**Ausgewählte Passage**
Störungen nehmen in Krisen generell zu

„Internationale Studien weisen darauf hin, dass in Krisensituationen psychische Störungen zunehmen“, sagt die Psychologie-Professorin Louisa Kulke von der Universität in Erlangen. Und diese Krise zieht sich bereits über Monate. Besonders hart trifft sie unter anderem Menschen, die wegen der Pandemie um ihre Existenz fürchten müssen, Alleinstehende, die nun noch einsamer sind, Familien, die Homeschooling und Homeoffice unter einen Hut bringen müssen und solche, die bereits psychische Probleme haben. „Der chronische Stress trifft eine breite Bevölkerungsschicht. Dieser ist ein wichtiger Treiber für neue psychische Störungen oder Rückfälle“, ergänzt Ulrike Lüken, Professorin für Psychotherapie an der Berliner Humboldt-Universität. Insgesamt registrieren die ExpertInnen vor allem Schlafstörungen, Ängste, depressive Verstimmungen und ständiges Grübeln.

Vorbelastete Patienten trifft es besonders hart

Eine psychische Störung entwickelt sich nach Angaben von Lüken über Monate. Derzeit kämen vermehrt Menschen in die Behandlung, die bereits von einer psychischen Erkrankung genesen waren, und nun von stressbedingten Rückfälle berichteten, sagt Lüken. In den kommenden Monaten rechnet sie aber auch mit mehr Menschen, die zum ersten Mal mit einer psychischen Krise zu tun haben. „Mein Gefühl ist, dass dafür gerade der Nährboden gelegt wird.“

Erwartungen auf Ende der Belastungen mehrfach enttäuscht

Vor Weihnachten fiel es vielen leichter, mit den Einschränkungen umzugehen. Mit den Feiertagen hatte man ein Ziel vor Augen, das motivierte. Im Gegensatz zum ersten Lockdown im Frühjahr sei nun besonders belastend, dass das Ende der Krise nicht absehbar sei, sagt der Berliner Psychotherapeut und Buchautor Wolfgang Krüger. „Damals dachten wir, dass es bald zu Ende ist, wenn wir uns für eine kurze Zeit einschränken. Jetzt sehen wir, dass es lange dauern wird.“

Doch mit einer Krise, die mehrere Monate dauere, könnten viele Menschen nicht umgehen, meint Krüger. „Wir sind in Deutschland nicht mehr krisentauglich. Wir brauchen das Licht am Ende des Tunnels.“ Das bekomme er auch in seiner Praxis zu spüren, in die zurzeit etwa 40 Prozent mehr Patientinnen und Patienten als sonst zu dieser Jahreszeit kämen, sagt Krüger.

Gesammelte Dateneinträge

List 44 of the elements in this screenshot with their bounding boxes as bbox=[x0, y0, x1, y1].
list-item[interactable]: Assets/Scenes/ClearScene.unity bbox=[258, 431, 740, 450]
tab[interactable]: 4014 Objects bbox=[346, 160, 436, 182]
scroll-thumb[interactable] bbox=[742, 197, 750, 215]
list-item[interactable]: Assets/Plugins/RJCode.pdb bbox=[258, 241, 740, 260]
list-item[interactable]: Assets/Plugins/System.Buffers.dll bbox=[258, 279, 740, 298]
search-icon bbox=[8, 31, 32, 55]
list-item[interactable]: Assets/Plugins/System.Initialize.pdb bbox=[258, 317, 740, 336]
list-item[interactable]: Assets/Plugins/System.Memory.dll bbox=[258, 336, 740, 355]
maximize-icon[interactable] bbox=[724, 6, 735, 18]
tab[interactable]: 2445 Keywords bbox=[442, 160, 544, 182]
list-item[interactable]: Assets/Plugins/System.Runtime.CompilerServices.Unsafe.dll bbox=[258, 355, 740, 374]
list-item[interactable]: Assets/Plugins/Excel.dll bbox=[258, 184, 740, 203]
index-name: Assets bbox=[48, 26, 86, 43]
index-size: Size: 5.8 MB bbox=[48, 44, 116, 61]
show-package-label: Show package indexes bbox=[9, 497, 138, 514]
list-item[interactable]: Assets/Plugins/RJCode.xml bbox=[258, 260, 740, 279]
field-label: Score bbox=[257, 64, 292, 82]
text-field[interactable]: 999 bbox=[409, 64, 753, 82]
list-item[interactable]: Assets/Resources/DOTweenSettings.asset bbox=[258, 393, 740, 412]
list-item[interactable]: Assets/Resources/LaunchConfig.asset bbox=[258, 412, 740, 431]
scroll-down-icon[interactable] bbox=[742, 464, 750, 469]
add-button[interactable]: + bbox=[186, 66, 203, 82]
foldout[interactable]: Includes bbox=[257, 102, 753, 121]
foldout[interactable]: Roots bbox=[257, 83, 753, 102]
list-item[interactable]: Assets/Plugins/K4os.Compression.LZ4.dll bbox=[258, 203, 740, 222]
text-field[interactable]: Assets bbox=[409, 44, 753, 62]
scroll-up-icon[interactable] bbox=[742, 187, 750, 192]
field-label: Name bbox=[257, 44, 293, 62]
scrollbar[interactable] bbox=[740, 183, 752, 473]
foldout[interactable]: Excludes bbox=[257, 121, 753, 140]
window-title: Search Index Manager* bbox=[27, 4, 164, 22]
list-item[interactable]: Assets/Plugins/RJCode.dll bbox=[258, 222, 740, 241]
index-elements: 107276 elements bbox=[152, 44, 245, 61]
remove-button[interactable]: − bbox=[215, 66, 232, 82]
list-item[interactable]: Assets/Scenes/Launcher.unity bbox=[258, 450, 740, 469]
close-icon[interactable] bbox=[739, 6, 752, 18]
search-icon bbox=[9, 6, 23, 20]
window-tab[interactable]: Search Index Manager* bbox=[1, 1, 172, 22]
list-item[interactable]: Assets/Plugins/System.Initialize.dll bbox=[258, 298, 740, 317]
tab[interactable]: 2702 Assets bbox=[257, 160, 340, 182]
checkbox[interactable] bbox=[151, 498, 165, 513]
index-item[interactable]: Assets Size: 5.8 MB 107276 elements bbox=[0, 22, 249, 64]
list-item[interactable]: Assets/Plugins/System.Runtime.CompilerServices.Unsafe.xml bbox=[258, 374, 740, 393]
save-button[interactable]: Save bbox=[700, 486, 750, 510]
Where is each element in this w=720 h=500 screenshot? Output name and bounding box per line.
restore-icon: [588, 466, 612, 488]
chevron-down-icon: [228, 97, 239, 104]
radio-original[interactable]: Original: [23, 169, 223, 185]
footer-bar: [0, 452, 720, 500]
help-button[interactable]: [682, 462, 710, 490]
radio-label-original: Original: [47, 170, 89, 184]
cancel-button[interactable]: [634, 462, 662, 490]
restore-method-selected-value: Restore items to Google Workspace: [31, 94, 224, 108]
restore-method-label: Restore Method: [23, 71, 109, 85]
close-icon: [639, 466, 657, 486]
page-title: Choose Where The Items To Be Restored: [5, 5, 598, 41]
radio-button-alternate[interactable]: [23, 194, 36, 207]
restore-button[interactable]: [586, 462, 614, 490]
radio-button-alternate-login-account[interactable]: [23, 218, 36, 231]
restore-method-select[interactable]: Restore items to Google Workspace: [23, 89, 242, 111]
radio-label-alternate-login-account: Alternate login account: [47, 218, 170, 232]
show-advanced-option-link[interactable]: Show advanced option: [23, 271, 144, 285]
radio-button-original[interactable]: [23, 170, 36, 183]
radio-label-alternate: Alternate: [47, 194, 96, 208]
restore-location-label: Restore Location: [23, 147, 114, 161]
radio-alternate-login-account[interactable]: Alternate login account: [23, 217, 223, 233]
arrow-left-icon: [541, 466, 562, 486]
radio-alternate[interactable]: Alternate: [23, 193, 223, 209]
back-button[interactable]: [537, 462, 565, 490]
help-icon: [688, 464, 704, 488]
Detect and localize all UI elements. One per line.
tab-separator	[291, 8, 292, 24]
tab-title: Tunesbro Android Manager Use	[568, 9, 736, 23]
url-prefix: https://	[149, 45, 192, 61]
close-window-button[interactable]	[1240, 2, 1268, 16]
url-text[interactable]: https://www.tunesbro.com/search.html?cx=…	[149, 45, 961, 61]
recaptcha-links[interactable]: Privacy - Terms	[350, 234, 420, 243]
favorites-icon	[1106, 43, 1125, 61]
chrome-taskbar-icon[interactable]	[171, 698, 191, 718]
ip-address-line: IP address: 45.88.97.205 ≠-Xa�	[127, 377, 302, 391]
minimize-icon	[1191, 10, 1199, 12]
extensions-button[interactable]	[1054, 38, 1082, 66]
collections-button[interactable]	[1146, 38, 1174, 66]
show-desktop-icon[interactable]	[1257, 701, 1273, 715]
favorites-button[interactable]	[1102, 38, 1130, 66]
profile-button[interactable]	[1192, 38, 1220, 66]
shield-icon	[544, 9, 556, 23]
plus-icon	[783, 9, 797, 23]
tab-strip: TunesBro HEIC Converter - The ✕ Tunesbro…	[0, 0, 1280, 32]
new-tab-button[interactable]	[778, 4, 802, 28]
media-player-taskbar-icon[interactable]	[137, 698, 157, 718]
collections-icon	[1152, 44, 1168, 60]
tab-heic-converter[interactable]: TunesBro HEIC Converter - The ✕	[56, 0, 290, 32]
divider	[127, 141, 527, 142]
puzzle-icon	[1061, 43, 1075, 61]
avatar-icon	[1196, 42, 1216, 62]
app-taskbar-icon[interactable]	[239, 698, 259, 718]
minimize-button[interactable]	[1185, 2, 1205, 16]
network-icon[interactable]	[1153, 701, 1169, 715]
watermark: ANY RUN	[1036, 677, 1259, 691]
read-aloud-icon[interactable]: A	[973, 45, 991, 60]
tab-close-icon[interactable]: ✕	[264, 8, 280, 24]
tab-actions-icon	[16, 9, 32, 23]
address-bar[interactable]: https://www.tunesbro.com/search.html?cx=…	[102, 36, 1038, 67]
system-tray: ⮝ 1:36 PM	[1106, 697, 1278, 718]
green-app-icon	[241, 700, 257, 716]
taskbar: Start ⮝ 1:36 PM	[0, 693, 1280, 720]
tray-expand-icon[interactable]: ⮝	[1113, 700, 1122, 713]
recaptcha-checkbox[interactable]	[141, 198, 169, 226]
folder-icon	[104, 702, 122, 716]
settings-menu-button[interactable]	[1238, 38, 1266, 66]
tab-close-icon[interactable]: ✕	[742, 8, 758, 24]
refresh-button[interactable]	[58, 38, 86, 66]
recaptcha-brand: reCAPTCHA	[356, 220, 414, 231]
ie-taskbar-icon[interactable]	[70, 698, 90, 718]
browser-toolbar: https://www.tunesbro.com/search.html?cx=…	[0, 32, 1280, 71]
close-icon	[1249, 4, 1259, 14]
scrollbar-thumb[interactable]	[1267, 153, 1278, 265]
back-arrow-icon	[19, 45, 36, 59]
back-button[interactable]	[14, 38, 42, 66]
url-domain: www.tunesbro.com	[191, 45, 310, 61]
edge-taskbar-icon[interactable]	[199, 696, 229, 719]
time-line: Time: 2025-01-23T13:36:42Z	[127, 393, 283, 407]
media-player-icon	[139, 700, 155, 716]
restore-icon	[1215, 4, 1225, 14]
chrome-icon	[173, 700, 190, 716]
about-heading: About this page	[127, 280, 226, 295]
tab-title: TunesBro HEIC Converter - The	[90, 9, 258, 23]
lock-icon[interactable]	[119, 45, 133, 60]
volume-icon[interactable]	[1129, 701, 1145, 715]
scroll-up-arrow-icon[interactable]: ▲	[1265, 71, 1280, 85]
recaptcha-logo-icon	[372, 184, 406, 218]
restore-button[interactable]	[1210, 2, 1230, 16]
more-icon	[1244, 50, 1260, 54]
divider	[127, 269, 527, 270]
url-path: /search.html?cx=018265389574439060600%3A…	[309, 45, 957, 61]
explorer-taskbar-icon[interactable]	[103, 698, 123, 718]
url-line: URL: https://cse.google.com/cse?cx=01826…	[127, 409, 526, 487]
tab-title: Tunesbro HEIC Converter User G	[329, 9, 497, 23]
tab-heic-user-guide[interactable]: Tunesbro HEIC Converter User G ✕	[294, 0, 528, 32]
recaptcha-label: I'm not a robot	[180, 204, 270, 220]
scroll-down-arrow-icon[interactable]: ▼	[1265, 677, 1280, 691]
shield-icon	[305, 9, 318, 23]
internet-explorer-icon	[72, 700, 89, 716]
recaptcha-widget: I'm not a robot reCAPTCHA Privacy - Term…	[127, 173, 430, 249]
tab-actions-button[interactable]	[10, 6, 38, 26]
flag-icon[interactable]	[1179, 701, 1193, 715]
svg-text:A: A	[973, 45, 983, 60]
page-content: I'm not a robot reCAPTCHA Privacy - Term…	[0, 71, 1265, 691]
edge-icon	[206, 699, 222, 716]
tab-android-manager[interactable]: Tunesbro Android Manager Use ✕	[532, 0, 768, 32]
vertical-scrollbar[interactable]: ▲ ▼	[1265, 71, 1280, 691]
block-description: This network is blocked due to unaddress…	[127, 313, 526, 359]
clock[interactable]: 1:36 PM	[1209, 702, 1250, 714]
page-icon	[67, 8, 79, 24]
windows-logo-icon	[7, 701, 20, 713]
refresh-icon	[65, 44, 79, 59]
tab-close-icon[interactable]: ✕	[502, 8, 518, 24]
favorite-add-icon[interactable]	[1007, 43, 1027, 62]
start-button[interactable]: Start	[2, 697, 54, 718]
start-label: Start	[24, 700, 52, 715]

**Ihre Aufgaben**
A – Nennen Sie bitte alle Beschwerden, die laut dem Text über psychische Belastungen in der Krise von den Fachleuten vor allem registriert werden.
B – Führen Sie den Text über psychische Belastungen in der Krise nach seinem letzten Satz fort.
Die Daten sind eigenständiges Material und gehören nicht zum Text.

**Antworten je Aufgabe**
A – Schlafstörungen, Ängste, depressive Verstimmungen und ständiges Grübeln.

B –
Rückzugsmöglichkeiten im Lockdown fehlen

Diese Erfahrung machen auch viele seiner Kolleginnen und Kollegen. In einer Umfrage unter rund 150 Psychiatern und Psychotherapeuten in Praxen und Kliniken gaben diese an, dass psychische Beschwerden vor allem bei Frauen und Familien mit Kindern im vergangenen Jahr zugenommen haben. Denn diese können dem Stress, den die Krise verursacht, kaum ausweichen. Rückzugsmöglichkeiten fehlten, dazu kämen finanzielle Ängste und Sorgen um den Arbeitsplatz.

Die Corona-Krise gleicht nach Ansicht der Psychologie-Professorin Lüken einem Marathon. „Umso länger es dauert, umso disziplinierter müssen wir sein. Und unsere Energie müssen wir uns gut einteilen.“ Auch die, die im Homeoffice arbeiteten oder in Kurzarbeit seien, sollten deshalb eine feste Tagesstruktur beibehalten - und Zeiten für angenehme Beschäftigungen einplanen.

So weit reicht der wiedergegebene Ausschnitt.